§ Task brief
All of the material below is to be returned exactly.
____
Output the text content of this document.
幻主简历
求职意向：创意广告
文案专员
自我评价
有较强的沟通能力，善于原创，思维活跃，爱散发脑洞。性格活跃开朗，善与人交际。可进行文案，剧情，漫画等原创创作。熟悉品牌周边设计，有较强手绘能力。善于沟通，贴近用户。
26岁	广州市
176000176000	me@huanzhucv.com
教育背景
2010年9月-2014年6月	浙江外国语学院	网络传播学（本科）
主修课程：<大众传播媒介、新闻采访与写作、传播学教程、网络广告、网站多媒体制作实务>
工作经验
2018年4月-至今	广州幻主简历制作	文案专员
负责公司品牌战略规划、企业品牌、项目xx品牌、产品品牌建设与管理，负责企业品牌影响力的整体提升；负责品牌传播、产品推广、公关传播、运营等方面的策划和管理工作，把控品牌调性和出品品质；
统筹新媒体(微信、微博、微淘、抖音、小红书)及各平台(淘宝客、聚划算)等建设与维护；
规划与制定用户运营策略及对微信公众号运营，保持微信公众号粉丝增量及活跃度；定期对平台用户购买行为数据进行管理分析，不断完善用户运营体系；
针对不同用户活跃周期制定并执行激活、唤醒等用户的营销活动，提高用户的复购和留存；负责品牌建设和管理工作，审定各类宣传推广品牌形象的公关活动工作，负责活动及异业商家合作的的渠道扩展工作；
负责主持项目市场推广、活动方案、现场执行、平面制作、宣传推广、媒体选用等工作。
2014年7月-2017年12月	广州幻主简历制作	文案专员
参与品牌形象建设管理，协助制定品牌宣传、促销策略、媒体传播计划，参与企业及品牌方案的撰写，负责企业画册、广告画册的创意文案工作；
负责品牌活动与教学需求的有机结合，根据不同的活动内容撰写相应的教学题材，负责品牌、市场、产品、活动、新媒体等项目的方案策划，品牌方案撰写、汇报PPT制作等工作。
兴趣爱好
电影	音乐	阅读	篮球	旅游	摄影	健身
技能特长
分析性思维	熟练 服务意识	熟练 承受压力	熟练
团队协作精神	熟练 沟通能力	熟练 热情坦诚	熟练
____
§ Result of this task
Output the text content of this document.
幻主简历
求职意向：创意广告
文案专员
自我评价
有较强的沟通能力，善于原创，思维活跃，爱散发脑洞。性格活跃开朗，善与人交际。可进行文案，剧情，漫画等原创创作。熟悉品牌周边设计，有较强手绘能力。善于沟通，贴近用户。
26岁	广州市
176000176000	me@huanzhucv.com
教育背景
2010年9月-2014年6月	浙江外国语学院	网络传播学（本科）
主修课程：<大众传播媒介、新闻采访与写作、传播学教程、网络广告、网站多媒体制作实务>
工作经验
2018年4月-至今	广州幻主简历制作	文案专员
负责公司品牌战略规划、企业品牌、项目xx品牌、产品品牌建设与管理，负责企业品牌影响力的整体提升；负责品牌传播、产品推广、公关传播、运营等方面的策划和管理工作，把控品牌调性和出品品质；
统筹新媒体(微信、微博、微淘、抖音、小红书)及各平台(淘宝客、聚划算)等建设与维护；
规划与制定用户运营策略及对微信公众号运营，保持微信公众号粉丝增量及活跃度；定期对平台用户购买行为数据进行管理分析，不断完善用户运营体系；
针对不同用户活跃周期制定并执行激活、唤醒等用户的营销活动，提高用户的复购和留存；负责品牌建设和管理工作，审定各类宣传推广品牌形象的公关活动工作，负责活动及异业商家合作的的渠道扩展工作；
负责主持项目市场推广、活动方案、现场执行、平面制作、宣传推广、媒体选用等工作。
2014年7月-2017年12月	广州幻主简历制作	文案专员
参与品牌形象建设管理，协助制定品牌宣传、促销策略、媒体传播计划，参与企业及品牌方案的撰写，负责企业画册、广告画册的创意文案工作；
负责品牌活动与教学需求的有机结合，根据不同的活动内容撰写相应的教学题材，负责品牌、市场、产品、活动、新媒体等项目的方案策划，品牌方案撰写、汇报PPT制作等工作。
兴趣爱好
电影	音乐	阅读	篮球	旅游	摄影	健身
技能特长
分析性思维	熟练 服务意识	熟练 承受压力	熟练
团队协作精神	熟练 沟通能力	熟练 热情坦诚	熟练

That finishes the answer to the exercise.